## [TASK INSTRUCTIONS]
Copy out all the lines in the records that include the word "Károly".

(begin)

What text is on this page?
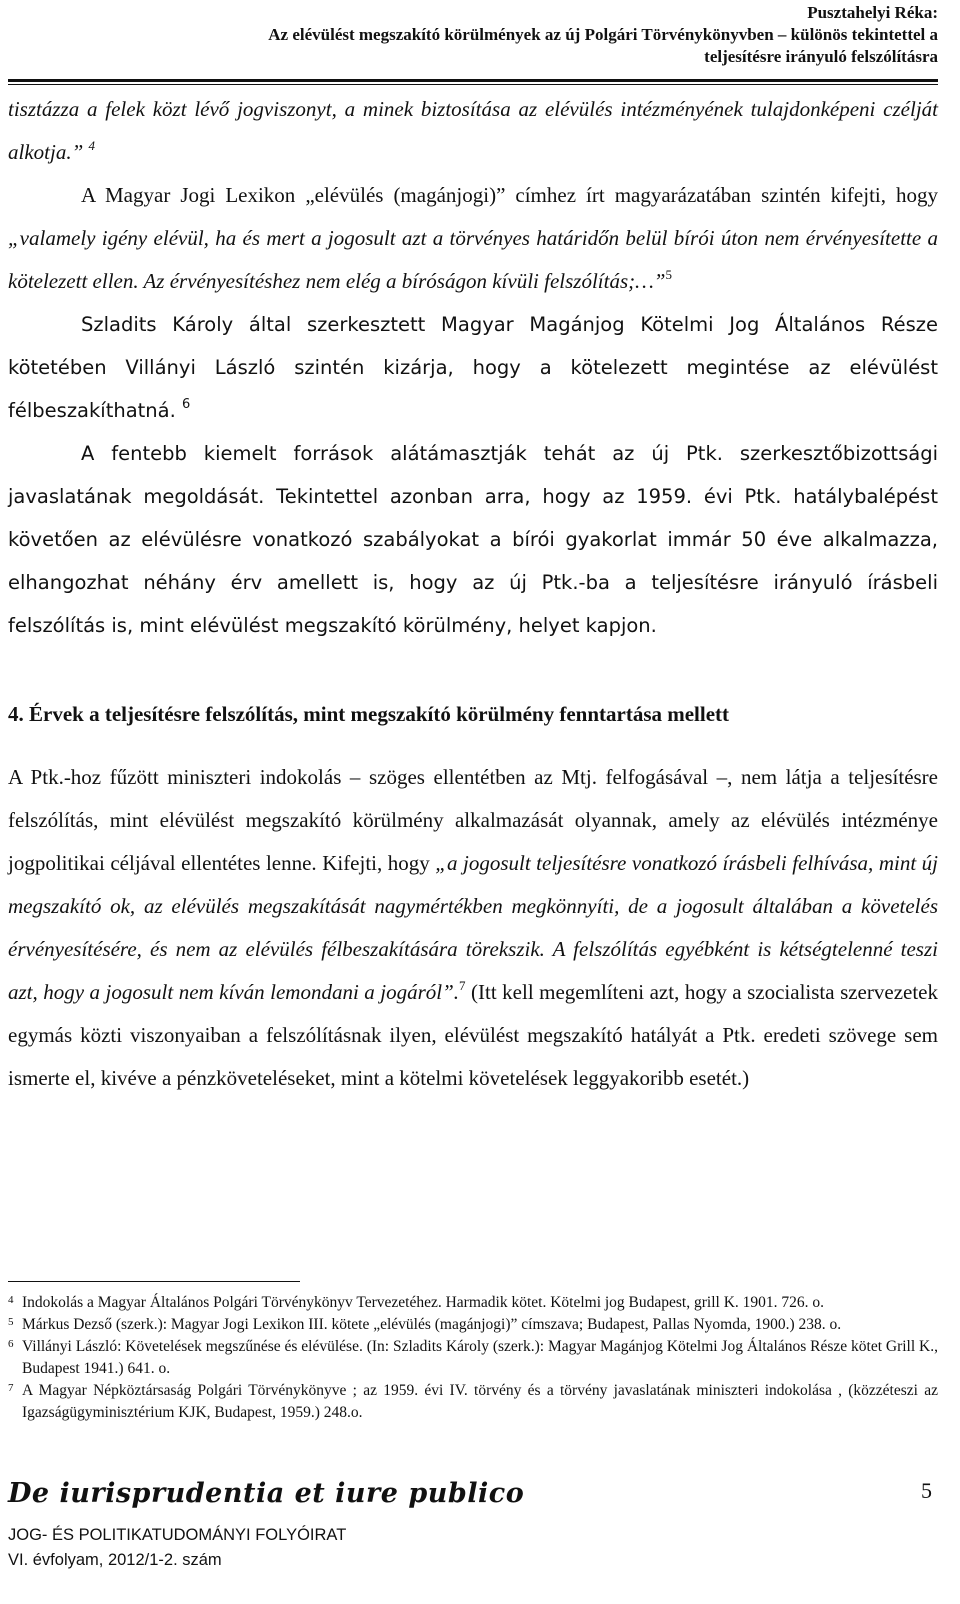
Pusztahelyi Réka:
Az elévülést megszakító körülmények az új Polgári Törvénykönyvben – különös tekintettel a
teljesítésre irányuló felszólításra

tisztázza a felek közt lévő jogviszonyt, a minek biztosítása az elévülés intézményének tulajdonképeni czélját alkotja.” $^4$

A Magyar Jogi Lexikon „elévülés (magánjogi)” címhez írt magyarázatában szintén kifejti, hogy „valamely igény elévül, ha és mert a jogosult azt a törvényes határidőn belül bírói úton nem érvényesítette a kötelezett ellen. Az érvényesítéshez nem elég a bíróságon kívüli felszólítás;…”$^5$

Szladits Károly által szerkesztett Magyar Magánjog Kötelmi Jog Általános Része kötetében Villányi László szintén kizárja, hogy a kötelezett megintése az elévülést félbeszakíthatná. $^6$

A fentebb kiemelt források alátámasztják tehát az új Ptk. szerkesztőbizottsági javaslatának megoldását. Tekintettel azonban arra, hogy az 1959. évi Ptk. hatálybalépést követően az elévülésre vonatkozó szabályokat a bírói gyakorlat immár 50 éve alkalmazza, elhangozhat néhány érv amellett is, hogy az új Ptk.-ba a teljesítésre irányuló írásbeli felszólítás is, mint elévülést megszakító körülmény, helyet kapjon.

4. Érvek a teljesítésre felszólítás, mint megszakító körülmény fenntartása mellett

A Ptk.-hoz fűzött miniszteri indokolás – szöges ellentétben az Mtj. felfogásával –, nem látja a teljesítésre felszólítás, mint elévülést megszakító körülmény alkalmazását olyannak, amely az elévülés intézménye jogpolitikai céljával ellentétes lenne. Kifejti, hogy „a jogosult teljesítésre vonatkozó írásbeli felhívása, mint új megszakító ok, az elévülés megszakítását nagymértékben megkönnyíti, de a jogosult általában a követelés érvényesítésére, és nem az elévülés félbeszakítására törekszik. A felszólítás egyébként is kétségtelenné teszi azt, hogy a jogosult nem kíván lemondani a jogáról”.$^7$ (Itt kell megemlíteni azt, hogy a szocialista szervezetek egymás közti viszonyaiban a felszólításnak ilyen, elévülést megszakító hatályát a Ptk. eredeti szövege sem ismerte el, kivéve a pénzköveteléseket, mint a kötelmi követelések leggyakoribb esetét.)

4 Indokolás a Magyar Általános Polgári Törvénykönyv Tervezetéhez. Harmadik kötet. Kötelmi jog Budapest, grill K. 1901. 726. o.
5 Márkus Dezső (szerk.): Magyar Jogi Lexikon III. kötete „elévülés (magánjogi)” címszava; Budapest, Pallas Nyomda, 1900.) 238. o.
6 Villányi László: Követelések megszűnése és elévülése. (In: Szladits Károly (szerk.): Magyar Magánjog Kötelmi Jog Általános Része kötet Grill K., Budapest 1941.) 641. o.
7 A Magyar Népköztársaság Polgári Törvénykönyve ; az 1959. évi IV. törvény és a törvény javaslatának miniszteri indokolása , (közzéteszi az Igazságügyminisztérium KJK, Budapest, 1959.) 248.o.
De iurisprudentia et iure publico	5
JOG- ÉS POLITIKATUDOMÁNYI FOLYÓIRAT
VI. évfolyam, 2012/1-2. szám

(end)

## [EXERCISE ANSWER]
Szladits Károly által szerkesztett Magyar Magánjog Kötelmi Jog Általános Része kötetében Villányi László szintén kizárja, hogy a kötelezett megintése az elévülést félbeszakíthatná. $^6$
6 Villányi László: Követelések megszűnése és elévülése. (In: Szladits Károly (szerk.): Magyar Magánjog Kötelmi Jog Általános Része kötet Grill K., Budapest 1941.) 641. o.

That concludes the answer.